WHAT IS EXPECTED
Gather every line holding the string "Ἐπιστημῶν".

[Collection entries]
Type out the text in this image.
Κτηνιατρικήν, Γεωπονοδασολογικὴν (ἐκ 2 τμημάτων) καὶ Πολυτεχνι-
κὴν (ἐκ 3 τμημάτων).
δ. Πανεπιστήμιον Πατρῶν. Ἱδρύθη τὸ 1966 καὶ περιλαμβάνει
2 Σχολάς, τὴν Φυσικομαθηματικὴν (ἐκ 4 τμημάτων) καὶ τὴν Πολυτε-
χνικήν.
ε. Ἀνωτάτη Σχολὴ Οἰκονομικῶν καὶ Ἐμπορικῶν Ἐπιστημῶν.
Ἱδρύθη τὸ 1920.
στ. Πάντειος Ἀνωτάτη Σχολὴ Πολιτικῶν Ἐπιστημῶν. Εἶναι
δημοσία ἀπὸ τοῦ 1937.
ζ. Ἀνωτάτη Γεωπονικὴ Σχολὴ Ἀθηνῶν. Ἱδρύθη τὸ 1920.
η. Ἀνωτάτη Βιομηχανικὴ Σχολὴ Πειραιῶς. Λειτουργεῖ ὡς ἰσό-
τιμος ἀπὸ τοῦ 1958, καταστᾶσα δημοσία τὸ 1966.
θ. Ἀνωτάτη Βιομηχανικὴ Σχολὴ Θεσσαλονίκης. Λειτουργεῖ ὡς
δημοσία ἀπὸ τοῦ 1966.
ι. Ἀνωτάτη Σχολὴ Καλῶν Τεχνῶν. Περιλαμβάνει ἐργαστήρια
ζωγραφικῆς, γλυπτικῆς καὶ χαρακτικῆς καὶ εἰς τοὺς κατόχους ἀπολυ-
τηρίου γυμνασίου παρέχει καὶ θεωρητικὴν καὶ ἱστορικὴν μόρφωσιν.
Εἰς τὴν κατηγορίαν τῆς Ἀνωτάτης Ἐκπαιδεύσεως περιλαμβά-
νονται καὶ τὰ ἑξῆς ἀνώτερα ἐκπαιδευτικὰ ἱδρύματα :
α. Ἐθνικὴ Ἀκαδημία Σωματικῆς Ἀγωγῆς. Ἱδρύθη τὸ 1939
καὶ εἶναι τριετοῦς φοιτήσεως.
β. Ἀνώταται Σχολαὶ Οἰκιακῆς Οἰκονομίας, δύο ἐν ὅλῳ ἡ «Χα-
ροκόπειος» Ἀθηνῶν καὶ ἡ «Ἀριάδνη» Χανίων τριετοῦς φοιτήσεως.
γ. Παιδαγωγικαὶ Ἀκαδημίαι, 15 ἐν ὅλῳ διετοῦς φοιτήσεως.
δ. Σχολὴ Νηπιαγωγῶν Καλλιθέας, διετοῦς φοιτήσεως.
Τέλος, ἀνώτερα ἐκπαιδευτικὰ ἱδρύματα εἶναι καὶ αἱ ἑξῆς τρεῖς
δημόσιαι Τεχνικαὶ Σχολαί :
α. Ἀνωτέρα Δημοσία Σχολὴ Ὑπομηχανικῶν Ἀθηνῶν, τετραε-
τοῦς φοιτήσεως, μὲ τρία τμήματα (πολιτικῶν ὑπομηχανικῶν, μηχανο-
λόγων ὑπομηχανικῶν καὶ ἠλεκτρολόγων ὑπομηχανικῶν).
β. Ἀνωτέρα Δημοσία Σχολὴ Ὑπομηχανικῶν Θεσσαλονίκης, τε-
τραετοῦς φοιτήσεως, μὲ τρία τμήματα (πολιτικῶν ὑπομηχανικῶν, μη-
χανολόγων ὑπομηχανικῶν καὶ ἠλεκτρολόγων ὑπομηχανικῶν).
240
---
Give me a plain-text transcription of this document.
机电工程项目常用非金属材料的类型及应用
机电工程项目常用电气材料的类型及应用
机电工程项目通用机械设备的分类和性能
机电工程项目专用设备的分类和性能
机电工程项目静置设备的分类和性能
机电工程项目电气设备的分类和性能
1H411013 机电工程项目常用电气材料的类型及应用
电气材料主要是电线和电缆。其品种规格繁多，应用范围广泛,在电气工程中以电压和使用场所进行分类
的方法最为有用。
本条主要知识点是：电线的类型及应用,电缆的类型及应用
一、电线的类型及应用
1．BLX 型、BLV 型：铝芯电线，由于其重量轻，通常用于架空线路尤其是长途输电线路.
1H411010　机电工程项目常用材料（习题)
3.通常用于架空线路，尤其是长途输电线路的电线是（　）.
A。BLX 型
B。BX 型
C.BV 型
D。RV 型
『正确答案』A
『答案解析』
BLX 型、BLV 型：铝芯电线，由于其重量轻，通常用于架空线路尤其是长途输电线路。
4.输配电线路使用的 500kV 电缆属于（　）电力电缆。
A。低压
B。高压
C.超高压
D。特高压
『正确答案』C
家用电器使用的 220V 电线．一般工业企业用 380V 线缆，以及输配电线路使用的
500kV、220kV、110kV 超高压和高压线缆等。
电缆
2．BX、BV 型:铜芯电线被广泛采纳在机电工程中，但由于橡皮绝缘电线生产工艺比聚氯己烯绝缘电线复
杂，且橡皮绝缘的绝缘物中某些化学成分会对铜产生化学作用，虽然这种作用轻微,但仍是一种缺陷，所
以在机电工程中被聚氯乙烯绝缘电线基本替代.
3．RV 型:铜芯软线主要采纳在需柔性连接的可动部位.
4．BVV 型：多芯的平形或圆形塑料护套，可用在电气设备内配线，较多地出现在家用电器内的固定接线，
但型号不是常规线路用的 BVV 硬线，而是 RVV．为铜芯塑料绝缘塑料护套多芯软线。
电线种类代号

THE RESULT
ε. Ἀνωτάτη Σχολὴ Οἰκονομικῶν καὶ Ἐμπορικῶν Ἐπιστημῶν.
στ. Πάντειος Ἀνωτάτη Σχολὴ Πολιτικῶν Ἐπιστημῶν. Εἶναι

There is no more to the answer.